> [Petikan Teks]:
════════════════
Seminggu setelahnya John Lie pergi ke Port Swettenham di wilayah Malaya untuk mendirikan pangkalan Angkatan Laut yang menyediakan makanan, senjata, bahan bakar bensin, dan keperluan lainnya untuk perjuangan mempertahankan kemerdekaan Indonesia.

C. Masa Pensiun dan Pengakuan John Lie

John Lie dipanggil untuk pulang ke Surabaya oleh KASAL Laksamana TNI R. Soebijakto pada tahun 1950, ketika sedang bertugas di Bangkok. Beliau dipanggil untuk ditugaskan menjadi komandan di kapal perang Rajawali. Masa itu John Lie aktif dalam penumpasan perlawanan Republik Maluku Selatan (RMS).

Pada Desember 1966, dalam usianya yang menginjak 55 th, John Lie Tjeng Tjoan mengakhiri masa pengabdiannya dalam karir TNI Angkatan Laut, dengan pangkat terakhir sebagai Laksamana Muda (Jenderal 2 bintang).

Menurut pengakuan Jenderal Besar TNI AH.Nasution di tahun 1988, John Lie memiliki prestasi yang tiada tara di Angkatan laut.

Karena John Lie adalah Panglima Armada di TNI Angkatan Laut pada masa puncak krisis eksistensi Republik, yaitu pada masa operasi penumpasan kelompok2 separatis yang berkembang, seperti Republik Maluku Selatan (RMS) dan Perjuangan Rakyat Semesta (PERMESTA), yang kala itu didukung oleh persenjataan militer Amerika Serikat.
════════════════
> [Bahan yang Diberikan]:

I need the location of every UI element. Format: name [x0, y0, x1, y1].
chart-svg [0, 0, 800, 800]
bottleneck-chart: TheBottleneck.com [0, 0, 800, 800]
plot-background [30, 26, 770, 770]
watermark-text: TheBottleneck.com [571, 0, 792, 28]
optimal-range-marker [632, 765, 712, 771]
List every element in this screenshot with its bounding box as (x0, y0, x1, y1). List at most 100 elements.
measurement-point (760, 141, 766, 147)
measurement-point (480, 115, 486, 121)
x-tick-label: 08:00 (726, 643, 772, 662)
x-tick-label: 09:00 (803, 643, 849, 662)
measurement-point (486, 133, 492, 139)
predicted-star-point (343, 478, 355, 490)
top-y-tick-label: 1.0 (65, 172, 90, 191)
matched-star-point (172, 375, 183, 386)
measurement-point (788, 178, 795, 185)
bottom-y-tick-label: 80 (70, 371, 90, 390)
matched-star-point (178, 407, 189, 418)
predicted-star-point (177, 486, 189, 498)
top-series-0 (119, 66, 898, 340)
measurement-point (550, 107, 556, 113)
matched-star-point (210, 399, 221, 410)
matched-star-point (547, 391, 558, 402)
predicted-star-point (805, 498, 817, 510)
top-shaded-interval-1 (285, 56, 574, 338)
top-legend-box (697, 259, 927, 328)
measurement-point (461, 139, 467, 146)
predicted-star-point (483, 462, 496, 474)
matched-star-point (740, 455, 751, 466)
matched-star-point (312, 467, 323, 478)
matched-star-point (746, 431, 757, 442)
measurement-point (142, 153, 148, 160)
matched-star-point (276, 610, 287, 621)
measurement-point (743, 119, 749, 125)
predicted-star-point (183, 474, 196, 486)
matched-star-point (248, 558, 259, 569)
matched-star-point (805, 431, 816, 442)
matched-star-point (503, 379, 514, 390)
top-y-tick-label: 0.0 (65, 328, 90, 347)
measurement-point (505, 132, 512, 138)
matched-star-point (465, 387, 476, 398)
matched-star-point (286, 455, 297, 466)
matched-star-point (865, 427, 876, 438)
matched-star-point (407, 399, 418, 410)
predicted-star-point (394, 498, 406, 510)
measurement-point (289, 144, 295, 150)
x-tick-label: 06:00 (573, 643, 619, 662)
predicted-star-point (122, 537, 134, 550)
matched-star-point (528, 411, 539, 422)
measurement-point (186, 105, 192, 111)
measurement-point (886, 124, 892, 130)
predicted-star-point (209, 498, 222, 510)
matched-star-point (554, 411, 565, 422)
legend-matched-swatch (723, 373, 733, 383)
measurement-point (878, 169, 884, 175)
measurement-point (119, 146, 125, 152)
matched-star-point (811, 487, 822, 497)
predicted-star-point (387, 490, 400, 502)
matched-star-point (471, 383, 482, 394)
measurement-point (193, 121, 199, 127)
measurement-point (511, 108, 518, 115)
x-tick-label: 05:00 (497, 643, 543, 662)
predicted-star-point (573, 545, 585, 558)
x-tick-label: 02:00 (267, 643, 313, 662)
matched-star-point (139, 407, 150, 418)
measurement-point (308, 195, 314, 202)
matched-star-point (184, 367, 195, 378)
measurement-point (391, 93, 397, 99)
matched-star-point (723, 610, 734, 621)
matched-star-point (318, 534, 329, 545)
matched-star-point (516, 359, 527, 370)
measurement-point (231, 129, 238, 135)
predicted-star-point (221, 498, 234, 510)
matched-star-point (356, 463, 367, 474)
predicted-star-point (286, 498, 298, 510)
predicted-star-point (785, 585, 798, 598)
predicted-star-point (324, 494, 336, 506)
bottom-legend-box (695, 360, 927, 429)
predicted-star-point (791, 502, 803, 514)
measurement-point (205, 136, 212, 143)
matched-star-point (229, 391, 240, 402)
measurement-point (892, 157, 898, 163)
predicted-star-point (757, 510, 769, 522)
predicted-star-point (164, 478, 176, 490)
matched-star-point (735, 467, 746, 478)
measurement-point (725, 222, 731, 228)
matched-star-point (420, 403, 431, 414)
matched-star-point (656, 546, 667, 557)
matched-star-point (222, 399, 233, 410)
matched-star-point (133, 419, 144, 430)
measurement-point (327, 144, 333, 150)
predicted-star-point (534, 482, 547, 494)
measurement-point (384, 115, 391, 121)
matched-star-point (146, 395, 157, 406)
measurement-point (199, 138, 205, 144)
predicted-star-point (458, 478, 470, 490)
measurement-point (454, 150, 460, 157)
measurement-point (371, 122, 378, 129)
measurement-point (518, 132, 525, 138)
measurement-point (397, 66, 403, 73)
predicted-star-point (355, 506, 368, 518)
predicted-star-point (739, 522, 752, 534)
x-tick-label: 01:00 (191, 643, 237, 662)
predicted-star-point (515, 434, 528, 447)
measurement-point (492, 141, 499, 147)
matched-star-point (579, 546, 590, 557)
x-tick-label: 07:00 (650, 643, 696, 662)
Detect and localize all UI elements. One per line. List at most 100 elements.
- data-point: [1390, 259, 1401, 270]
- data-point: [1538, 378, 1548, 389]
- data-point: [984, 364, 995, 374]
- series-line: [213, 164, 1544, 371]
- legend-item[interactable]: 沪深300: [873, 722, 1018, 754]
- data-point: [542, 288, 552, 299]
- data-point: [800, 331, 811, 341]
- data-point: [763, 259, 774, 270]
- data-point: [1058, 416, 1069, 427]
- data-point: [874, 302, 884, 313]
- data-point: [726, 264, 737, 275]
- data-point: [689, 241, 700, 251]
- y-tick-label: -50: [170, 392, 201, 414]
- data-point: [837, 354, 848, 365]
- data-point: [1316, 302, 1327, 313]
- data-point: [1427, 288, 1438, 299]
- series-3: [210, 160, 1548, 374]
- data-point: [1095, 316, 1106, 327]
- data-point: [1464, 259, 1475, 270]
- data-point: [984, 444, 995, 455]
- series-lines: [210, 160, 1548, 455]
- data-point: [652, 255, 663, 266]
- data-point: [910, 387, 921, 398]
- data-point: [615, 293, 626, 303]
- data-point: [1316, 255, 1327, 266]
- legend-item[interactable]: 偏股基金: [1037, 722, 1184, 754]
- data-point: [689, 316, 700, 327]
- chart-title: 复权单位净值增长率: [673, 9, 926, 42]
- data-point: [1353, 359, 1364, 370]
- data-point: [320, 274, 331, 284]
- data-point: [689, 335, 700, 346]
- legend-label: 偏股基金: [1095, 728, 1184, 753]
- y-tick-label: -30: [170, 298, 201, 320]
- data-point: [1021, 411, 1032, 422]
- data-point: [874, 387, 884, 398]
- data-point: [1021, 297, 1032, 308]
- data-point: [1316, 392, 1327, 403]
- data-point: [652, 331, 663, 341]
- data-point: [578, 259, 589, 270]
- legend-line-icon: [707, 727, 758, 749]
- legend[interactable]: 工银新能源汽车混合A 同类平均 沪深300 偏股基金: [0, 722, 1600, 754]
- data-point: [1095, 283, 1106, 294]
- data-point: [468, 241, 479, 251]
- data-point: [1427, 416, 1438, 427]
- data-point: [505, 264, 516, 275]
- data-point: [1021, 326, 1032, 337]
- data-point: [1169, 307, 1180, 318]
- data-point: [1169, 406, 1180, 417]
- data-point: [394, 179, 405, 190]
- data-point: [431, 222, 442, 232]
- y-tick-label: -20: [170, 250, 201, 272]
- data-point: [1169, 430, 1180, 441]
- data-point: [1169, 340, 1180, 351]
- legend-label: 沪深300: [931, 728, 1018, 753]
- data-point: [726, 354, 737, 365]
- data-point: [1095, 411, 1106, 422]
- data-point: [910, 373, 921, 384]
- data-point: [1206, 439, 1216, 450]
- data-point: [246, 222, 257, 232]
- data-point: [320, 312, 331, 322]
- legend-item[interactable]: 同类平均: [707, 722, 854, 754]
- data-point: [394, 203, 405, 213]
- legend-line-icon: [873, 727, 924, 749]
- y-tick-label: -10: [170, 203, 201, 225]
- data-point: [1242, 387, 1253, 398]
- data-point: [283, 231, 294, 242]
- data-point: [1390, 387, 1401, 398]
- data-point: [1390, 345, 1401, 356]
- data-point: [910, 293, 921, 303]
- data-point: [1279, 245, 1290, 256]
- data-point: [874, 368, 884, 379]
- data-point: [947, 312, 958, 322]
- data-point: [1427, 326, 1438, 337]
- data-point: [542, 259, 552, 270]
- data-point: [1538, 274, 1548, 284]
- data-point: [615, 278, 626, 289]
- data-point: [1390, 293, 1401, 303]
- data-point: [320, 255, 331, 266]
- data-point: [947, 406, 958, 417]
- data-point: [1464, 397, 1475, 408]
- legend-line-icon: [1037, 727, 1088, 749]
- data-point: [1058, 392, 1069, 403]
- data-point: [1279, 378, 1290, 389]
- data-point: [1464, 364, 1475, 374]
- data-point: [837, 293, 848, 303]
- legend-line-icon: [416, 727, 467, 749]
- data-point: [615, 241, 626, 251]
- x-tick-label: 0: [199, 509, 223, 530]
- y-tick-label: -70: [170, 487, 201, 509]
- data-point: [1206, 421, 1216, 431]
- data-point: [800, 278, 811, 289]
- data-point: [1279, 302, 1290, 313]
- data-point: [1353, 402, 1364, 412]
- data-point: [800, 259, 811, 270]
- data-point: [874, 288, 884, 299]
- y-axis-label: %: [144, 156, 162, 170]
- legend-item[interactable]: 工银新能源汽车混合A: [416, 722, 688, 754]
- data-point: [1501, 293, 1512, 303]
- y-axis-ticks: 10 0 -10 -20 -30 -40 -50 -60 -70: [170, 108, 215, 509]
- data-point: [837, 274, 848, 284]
════════════════
> [Soal tentang Bahan]:
- 1) Tuliskan kembali bagian teks tentang John Lie, mulai dari "Pada Desember 1966, dalam" sampai dengan "(Jenderal 2 bintang).".
- 2) Teruskan teks tentang John Lie, mulai setelah kalimat terakhirnya.

> [Hasil yang Diharapkan]:
- 1)
Pada Desember 1966, dalam usianya yang menginjak 55 th, John Lie Tjeng Tjoan mengakhiri masa pengabdiannya dalam karir TNI Angkatan Laut, dengan pangkat terakhir sebagai Laksamana Muda (Jenderal 2 bintang).

- 2)
D. Kehidupan Pribadi dan Penghargaan Atas Jasa-jasa John Lie

KRI John Lie 358
Tampak pada foto, KRI John Lie 358 yang sedang berlabuh  di pelabuhan Bitung, Sulawesi Utara. Pada tahun 2014 Pemerintah Indonesia memberikan nama salah satu kapal perang Republik Indonesia, KRI John Lie dengan nomor lambung 358.

Kehidupan John Lie yang begitu sibuknya dalam perjuangan Republik Indonesia membuatnya baru menikah di usia senja, 45 tahun. John Lie menikah dengan Margaretga Dharma Angkuw pada tahun 1956.

Karena tekanan orde baru yang menyarankan untuk meng-indonesiakan nama dan marga Tionghoa, John Lie Tjeng Tjoan kemudian mengganti namanya menjadi Jahja Daniel Dharma pada agustus 1966.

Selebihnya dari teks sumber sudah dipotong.